═════ MATERIAL SHOWN

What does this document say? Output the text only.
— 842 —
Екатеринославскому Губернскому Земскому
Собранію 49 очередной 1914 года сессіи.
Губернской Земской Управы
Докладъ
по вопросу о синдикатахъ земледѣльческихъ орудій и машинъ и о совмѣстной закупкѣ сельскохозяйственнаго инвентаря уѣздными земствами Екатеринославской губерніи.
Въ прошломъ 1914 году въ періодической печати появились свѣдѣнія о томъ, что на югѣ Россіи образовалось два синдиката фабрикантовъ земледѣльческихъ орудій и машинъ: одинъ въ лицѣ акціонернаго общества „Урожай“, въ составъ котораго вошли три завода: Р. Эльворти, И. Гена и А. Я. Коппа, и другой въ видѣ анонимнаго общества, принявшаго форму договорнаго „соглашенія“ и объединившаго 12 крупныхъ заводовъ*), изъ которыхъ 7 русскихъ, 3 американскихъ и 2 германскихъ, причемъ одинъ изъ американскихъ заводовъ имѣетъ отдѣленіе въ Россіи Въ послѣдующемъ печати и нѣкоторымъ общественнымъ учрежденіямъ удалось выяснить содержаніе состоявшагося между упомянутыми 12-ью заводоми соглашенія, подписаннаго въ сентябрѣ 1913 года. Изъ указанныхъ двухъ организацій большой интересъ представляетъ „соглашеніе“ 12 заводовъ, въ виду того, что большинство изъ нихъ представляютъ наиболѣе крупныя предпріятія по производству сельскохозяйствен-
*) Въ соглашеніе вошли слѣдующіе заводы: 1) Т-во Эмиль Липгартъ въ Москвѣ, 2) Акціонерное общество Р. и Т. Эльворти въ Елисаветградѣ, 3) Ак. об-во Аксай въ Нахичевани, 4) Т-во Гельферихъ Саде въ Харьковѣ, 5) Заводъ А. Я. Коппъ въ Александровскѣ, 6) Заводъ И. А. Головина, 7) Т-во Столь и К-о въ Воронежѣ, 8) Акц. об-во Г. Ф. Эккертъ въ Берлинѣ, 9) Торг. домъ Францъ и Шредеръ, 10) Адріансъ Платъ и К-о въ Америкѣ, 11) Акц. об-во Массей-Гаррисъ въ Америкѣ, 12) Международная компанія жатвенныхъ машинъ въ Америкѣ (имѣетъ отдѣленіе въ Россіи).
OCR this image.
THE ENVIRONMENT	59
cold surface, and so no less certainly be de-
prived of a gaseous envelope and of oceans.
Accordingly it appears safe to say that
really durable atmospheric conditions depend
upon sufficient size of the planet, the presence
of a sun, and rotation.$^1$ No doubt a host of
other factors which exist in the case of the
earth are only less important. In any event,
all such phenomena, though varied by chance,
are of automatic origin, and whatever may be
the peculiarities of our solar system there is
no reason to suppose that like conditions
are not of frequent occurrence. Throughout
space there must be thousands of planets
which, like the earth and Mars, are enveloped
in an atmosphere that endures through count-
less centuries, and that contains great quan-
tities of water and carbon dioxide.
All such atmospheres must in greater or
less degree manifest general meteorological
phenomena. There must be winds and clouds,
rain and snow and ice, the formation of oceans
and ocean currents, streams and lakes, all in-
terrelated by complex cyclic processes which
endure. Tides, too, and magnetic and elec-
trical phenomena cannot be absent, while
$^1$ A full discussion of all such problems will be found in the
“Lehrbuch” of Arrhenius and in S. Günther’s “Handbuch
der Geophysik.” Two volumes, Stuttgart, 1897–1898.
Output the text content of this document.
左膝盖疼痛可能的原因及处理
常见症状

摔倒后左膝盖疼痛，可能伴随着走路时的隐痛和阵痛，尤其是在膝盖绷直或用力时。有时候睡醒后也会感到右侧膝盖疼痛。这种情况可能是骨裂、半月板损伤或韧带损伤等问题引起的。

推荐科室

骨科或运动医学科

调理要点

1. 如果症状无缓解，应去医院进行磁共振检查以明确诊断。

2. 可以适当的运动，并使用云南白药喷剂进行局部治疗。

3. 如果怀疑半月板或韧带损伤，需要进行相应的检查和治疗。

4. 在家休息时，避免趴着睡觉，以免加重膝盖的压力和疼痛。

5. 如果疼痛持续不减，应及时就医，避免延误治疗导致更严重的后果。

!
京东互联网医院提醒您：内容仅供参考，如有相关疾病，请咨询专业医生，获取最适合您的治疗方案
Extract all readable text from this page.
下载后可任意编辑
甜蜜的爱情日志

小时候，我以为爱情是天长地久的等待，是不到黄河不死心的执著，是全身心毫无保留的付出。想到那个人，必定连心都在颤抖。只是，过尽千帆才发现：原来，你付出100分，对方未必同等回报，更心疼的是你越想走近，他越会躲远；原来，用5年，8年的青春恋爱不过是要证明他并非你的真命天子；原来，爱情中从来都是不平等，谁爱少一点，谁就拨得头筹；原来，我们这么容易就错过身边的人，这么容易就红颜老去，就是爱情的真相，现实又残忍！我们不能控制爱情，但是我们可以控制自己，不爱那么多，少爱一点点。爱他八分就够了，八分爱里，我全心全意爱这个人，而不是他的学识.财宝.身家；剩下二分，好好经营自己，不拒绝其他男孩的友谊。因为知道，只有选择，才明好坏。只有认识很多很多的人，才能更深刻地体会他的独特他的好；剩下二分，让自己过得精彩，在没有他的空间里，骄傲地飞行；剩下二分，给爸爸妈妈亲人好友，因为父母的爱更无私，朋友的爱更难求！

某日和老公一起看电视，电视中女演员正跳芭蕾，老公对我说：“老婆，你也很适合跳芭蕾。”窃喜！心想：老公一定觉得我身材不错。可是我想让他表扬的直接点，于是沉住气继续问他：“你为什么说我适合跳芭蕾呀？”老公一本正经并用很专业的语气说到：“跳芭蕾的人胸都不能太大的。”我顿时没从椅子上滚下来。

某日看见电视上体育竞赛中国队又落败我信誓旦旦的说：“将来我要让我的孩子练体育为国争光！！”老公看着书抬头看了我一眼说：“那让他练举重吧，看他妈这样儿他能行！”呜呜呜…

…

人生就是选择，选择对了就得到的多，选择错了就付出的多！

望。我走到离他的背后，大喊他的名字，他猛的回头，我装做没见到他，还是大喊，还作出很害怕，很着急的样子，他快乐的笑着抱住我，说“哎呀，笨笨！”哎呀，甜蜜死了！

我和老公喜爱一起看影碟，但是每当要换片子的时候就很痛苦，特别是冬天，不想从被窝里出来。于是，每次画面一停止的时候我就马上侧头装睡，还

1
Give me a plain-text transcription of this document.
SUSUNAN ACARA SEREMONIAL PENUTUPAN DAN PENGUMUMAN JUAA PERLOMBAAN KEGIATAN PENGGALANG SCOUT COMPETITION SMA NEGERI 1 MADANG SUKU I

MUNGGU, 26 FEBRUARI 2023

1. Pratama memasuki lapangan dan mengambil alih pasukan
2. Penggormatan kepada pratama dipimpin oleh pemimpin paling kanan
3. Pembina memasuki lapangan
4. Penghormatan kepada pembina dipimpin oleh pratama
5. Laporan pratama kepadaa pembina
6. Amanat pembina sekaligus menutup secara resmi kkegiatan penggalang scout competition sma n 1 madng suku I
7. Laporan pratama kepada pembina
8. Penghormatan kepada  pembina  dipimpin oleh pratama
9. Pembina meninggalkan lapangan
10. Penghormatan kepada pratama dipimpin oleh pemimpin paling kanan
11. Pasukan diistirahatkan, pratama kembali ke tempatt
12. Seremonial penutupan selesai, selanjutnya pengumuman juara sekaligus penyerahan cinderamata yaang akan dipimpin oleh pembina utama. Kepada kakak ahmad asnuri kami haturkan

══════════

- **TASK DETAILS**
Faithfully copy every entry, leaving nothing out.

- **COMPLETE OUTPUT**
What does this document say? Output the text only.
— 842 —
Екатеринославскому Губернскому Земскому
Собранію 49 очередной 1914 года сессіи.
Губернской Земской Управы
Докладъ
по вопросу о синдикатахъ земледѣльческихъ орудій и машинъ и о совмѣстной закупкѣ сельскохозяйственнаго инвентаря уѣздными земствами Екатеринославской губерніи.
Въ прошломъ 1914 году въ періодической печати появились свѣдѣнія о томъ, что на югѣ Россіи образовалось два синдиката фабрикантовъ земледѣльческихъ орудій и машинъ: одинъ въ лицѣ акціонернаго общества „Урожай“, въ составъ котораго вошли три завода: Р. Эльворти, И. Гена и А. Я. Коппа, и другой въ видѣ анонимнаго общества, принявшаго форму договорнаго „соглашенія“ и объединившаго 12 крупныхъ заводовъ*), изъ которыхъ 7 русскихъ, 3 американскихъ и 2 германскихъ, причемъ одинъ изъ американскихъ заводовъ имѣетъ отдѣленіе въ Россіи Въ послѣдующемъ печати и нѣкоторымъ общественнымъ учрежденіямъ удалось выяснить содержаніе состоявшагося между упомянутыми 12-ью заводоми соглашенія, подписаннаго въ сентябрѣ 1913 года. Изъ указанныхъ двухъ организацій большой интересъ представляетъ „соглашеніе“ 12 заводовъ, въ виду того, что большинство изъ нихъ представляютъ наиболѣе крупныя предпріятія по производству сельскохозяйствен-
*) Въ соглашеніе вошли слѣдующіе заводы: 1) Т-во Эмиль Липгартъ въ Москвѣ, 2) Акціонерное общество Р. и Т. Эльворти въ Елисаветградѣ, 3) Ак. об-во Аксай въ Нахичевани, 4) Т-во Гельферихъ Саде въ Харьковѣ, 5) Заводъ А. Я. Коппъ въ Александровскѣ, 6) Заводъ И. А. Головина, 7) Т-во Столь и К-о въ Воронежѣ, 8) Акц. об-во Г. Ф. Эккертъ въ Берлинѣ, 9) Торг. домъ Францъ и Шредеръ, 10) Адріансъ Платъ и К-о въ Америкѣ, 11) Акц. об-во Массей-Гаррисъ въ Америкѣ, 12) Международная компанія жатвенныхъ машинъ въ Америкѣ (имѣетъ отдѣленіе въ Россіи).
OCR this image.
THE ENVIRONMENT	59
cold surface, and so no less certainly be de-
prived of a gaseous envelope and of oceans.
Accordingly it appears safe to say that
really durable atmospheric conditions depend
upon sufficient size of the planet, the presence
of a sun, and rotation.$^1$ No doubt a host of
other factors which exist in the case of the
earth are only less important. In any event,
all such phenomena, though varied by chance,
are of automatic origin, and whatever may be
the peculiarities of our solar system there is
no reason to suppose that like conditions
are not of frequent occurrence. Throughout
space there must be thousands of planets
which, like the earth and Mars, are enveloped
in an atmosphere that endures through count-
less centuries, and that contains great quan-
tities of water and carbon dioxide.
All such atmospheres must in greater or
less degree manifest general meteorological
phenomena. There must be winds and clouds,
rain and snow and ice, the formation of oceans
and ocean currents, streams and lakes, all in-
terrelated by complex cyclic processes which
endure. Tides, too, and magnetic and elec-
trical phenomena cannot be absent, while
$^1$ A full discussion of all such problems will be found in the
“Lehrbuch” of Arrhenius and in S. Günther’s “Handbuch
der Geophysik.” Two volumes, Stuttgart, 1897–1898.
Output the text content of this document.
左膝盖疼痛可能的原因及处理
常见症状

摔倒后左膝盖疼痛，可能伴随着走路时的隐痛和阵痛，尤其是在膝盖绷直或用力时。有时候睡醒后也会感到右侧膝盖疼痛。这种情况可能是骨裂、半月板损伤或韧带损伤等问题引起的。

推荐科室

骨科或运动医学科

调理要点

1. 如果症状无缓解，应去医院进行磁共振检查以明确诊断。

2. 可以适当的运动，并使用云南白药喷剂进行局部治疗。

3. 如果怀疑半月板或韧带损伤，需要进行相应的检查和治疗。

4. 在家休息时，避免趴着睡觉，以免加重膝盖的压力和疼痛。

5. 如果疼痛持续不减，应及时就医，避免延误治疗导致更严重的后果。

!
京东互联网医院提醒您：内容仅供参考，如有相关疾病，请咨询专业医生，获取最适合您的治疗方案
Extract all readable text from this page.
下载后可任意编辑
甜蜜的爱情日志

小时候，我以为爱情是天长地久的等待，是不到黄河不死心的执著，是全身心毫无保留的付出。想到那个人，必定连心都在颤抖。只是，过尽千帆才发现：原来，你付出100分，对方未必同等回报，更心疼的是你越想走近，他越会躲远；原来，用5年，8年的青春恋爱不过是要证明他并非你的真命天子；原来，爱情中从来都是不平等，谁爱少一点，谁就拨得头筹；原来，我们这么容易就错过身边的人，这么容易就红颜老去，就是爱情的真相，现实又残忍！我们不能控制爱情，但是我们可以控制自己，不爱那么多，少爱一点点。爱他八分就够了，八分爱里，我全心全意爱这个人，而不是他的学识.财宝.身家；剩下二分，好好经营自己，不拒绝其他男孩的友谊。因为知道，只有选择，才明好坏。只有认识很多很多的人，才能更深刻地体会他的独特他的好；剩下二分，让自己过得精彩，在没有他的空间里，骄傲地飞行；剩下二分，给爸爸妈妈亲人好友，因为父母的爱更无私，朋友的爱更难求！

某日和老公一起看电视，电视中女演员正跳芭蕾，老公对我说：“老婆，你也很适合跳芭蕾。”窃喜！心想：老公一定觉得我身材不错。可是我想让他表扬的直接点，于是沉住气继续问他：“你为什么说我适合跳芭蕾呀？”老公一本正经并用很专业的语气说到：“跳芭蕾的人胸都不能太大的。”我顿时没从椅子上滚下来。

某日看见电视上体育竞赛中国队又落败我信誓旦旦的说：“将来我要让我的孩子练体育为国争光！！”老公看着书抬头看了我一眼说：“那让他练举重吧，看他妈这样儿他能行！”呜呜呜…

…

人生就是选择，选择对了就得到的多，选择错了就付出的多！

望。我走到离他的背后，大喊他的名字，他猛的回头，我装做没见到他，还是大喊，还作出很害怕，很着急的样子，他快乐的笑着抱住我，说“哎呀，笨笨！”哎呀，甜蜜死了！

我和老公喜爱一起看影碟，但是每当要换片子的时候就很痛苦，特别是冬天，不想从被窝里出来。于是，每次画面一停止的时候我就马上侧头装睡，还

1
Give me a plain-text transcription of this document.
SUSUNAN ACARA SEREMONIAL PENUTUPAN DAN PENGUMUMAN JUAA PERLOMBAAN KEGIATAN PENGGALANG SCOUT COMPETITION SMA NEGERI 1 MADANG SUKU I

MUNGGU, 26 FEBRUARI 2023

1. Pratama memasuki lapangan dan mengambil alih pasukan
2. Penggormatan kepada pratama dipimpin oleh pemimpin paling kanan
3. Pembina memasuki lapangan
4. Penghormatan kepada pembina dipimpin oleh pratama
5. Laporan pratama kepadaa pembina
6. Amanat pembina sekaligus menutup secara resmi kkegiatan penggalang scout competition sma n 1 madng suku I
7. Laporan pratama kepada pembina
8. Penghormatan kepada  pembina  dipimpin oleh pratama
9. Pembina meninggalkan lapangan
10. Penghormatan kepada pratama dipimpin oleh pemimpin paling kanan
11. Pasukan diistirahatkan, pratama kembali ke tempatt
12. Seremonial penutupan selesai, selanjutnya pengumuman juara sekaligus penyerahan cinderamata yaang akan dipimpin oleh pembina utama. Kepada kakak ahmad asnuri kami haturkan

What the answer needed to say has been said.